Entries supplied Block Start

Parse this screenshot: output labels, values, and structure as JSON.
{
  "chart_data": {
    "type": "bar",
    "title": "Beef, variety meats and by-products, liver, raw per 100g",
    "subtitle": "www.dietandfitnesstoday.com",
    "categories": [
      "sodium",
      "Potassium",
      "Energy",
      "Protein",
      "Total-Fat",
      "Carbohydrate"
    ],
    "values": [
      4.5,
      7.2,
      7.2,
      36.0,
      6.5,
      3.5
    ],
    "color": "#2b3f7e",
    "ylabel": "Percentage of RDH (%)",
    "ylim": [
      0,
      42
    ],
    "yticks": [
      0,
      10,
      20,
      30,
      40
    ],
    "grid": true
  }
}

Entries supplied Block End

▶ **Required action**:
Copy every record exactly.

▶ **Output**:
Parse this screenshot: output labels, values, and structure as JSON.
{
  "chart_data": {
    "type": "bar",
    "title": "Beef, variety meats and by-products, liver, raw per 100g",
    "subtitle": "www.dietandfitnesstoday.com",
    "categories": [
      "sodium",
      "Potassium",
      "Energy",
      "Protein",
      "Total-Fat",
      "Carbohydrate"
    ],
    "values": [
      4.5,
      7.2,
      7.2,
      36.0,
      6.5,
      3.5
    ],
    "color": "#2b3f7e",
    "ylabel": "Percentage of RDH (%)",
    "ylim": [
      0,
      42
    ],
    "yticks": [
      0,
      10,
      20,
      30,
      40
    ],
    "grid": true
  }
}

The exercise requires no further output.